_Article_.
-------

Chaque année, la pluie revient. Et chaque année, elle emporte des vies, des maisons, des espoirs. Ce ne sont pas des catastrophes naturelles. Ce sont des crimes sociaux, des assassinats collectifs maquillés en fatalité climatique. L’eau n’est que l’arme du crime. Les véritables assassins sont bien connus.
Les criminels, ce sont les décideurs qui ferment les yeux sur l’occupation anarchique des zones inondables, qui laissent bétonner les marécages et construire dans les lits des rivières. Ceux-là mêmes qui signent, autorisent ou se taisent, par incompétence, par calcul ou par pure lâcheté.
Ce sont les agents de l’État – les forces de l’ordre qui perçoivent des pots-de-vin pour détourner le regard pendant qu’on érige des murs au-dessus des canalisations. Ceux qui échangent leur uniforme contre quelques billets, pendant que l’ordre public se noie dans la compromission.

-------

_Données fournies_.
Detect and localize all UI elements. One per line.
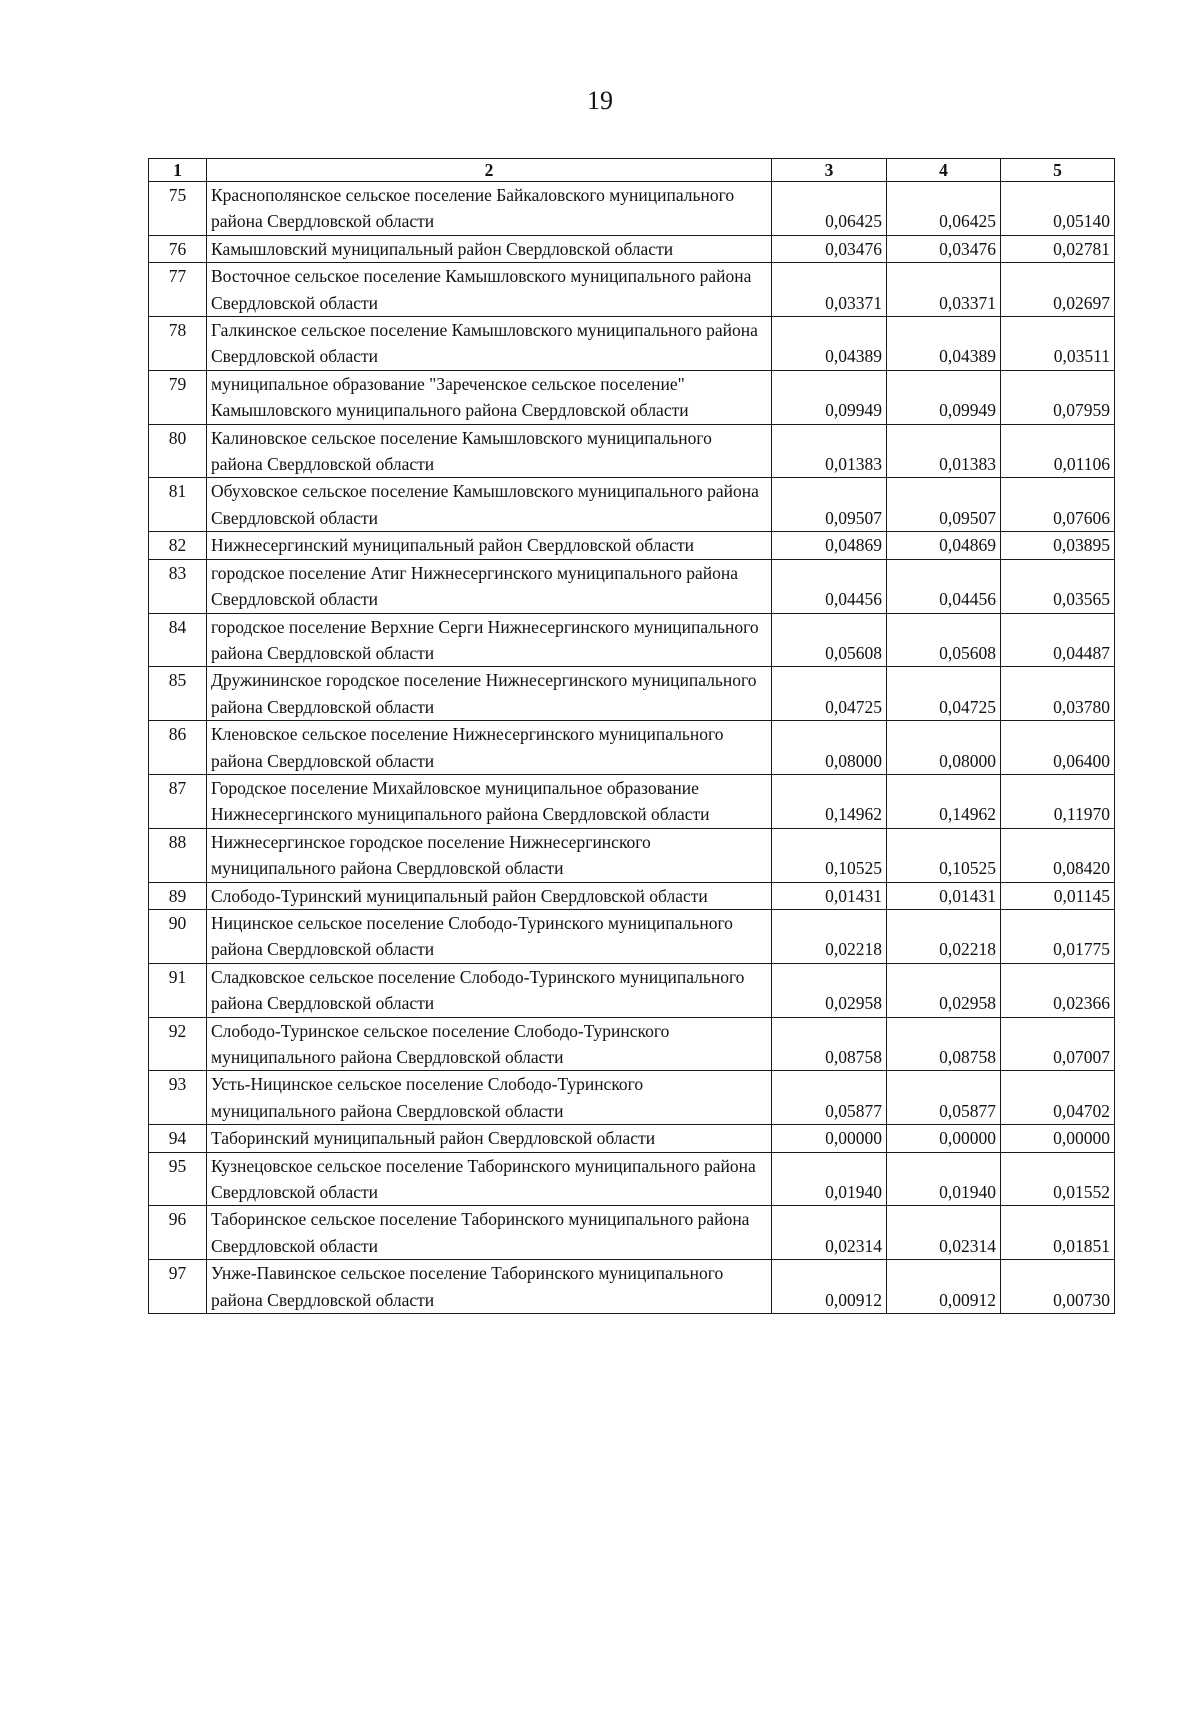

-------

_Consigne 1_.
Veuillez recopier le passage de l'article qui commence par "Chaque année, la" et se poursuit jusqu'à "par pure lâcheté.", en substituant "responsables" à "décideurs".
_Consigne 2_.
Résumez l'article en deux phrases.
_Consigne 3_.
D'après l'article, qu'est-ce que la pluie emporte chaque année ? Donnez la liste complète.

_Réponse attendue 1_.
Chaque année, la pluie revient. Et chaque année, elle emporte des vies, des maisons, des espoirs. Ce ne sont pas des catastrophes naturelles. Ce sont des crimes sociaux, des assassinats collectifs maquillés en fatalité climatique. L’eau n’est que l’arme du crime. Les véritables assassins sont bien connus.
Les criminels, ce sont les responsables qui ferment les yeux sur l’occupation anarchique des zones inondables, qui laissent bétonner les marécages et construire dans les lits des rivières. Ceux-là mêmes qui signent, autorisent ou se taisent, par incompétence, par calcul ou par pure lâcheté.

_Réponse attendue 2_.
L'article affirme que les inondations qui reviennent chaque année ne sont pas des catastrophes naturelles mais des crimes sociaux, l'eau n'étant que l'arme du crime. Il désigne comme coupables les décideurs qui tolèrent l'occupation anarchique des zones inondables et la construction dans les lits des rivières, ainsi que les forces de l'ordre qui acceptent des pots-de-vin pour laisser ériger des murs au-dessus des canalisations.

_Réponse attendue 3_.
- des vies
- des maisons
- des espoirs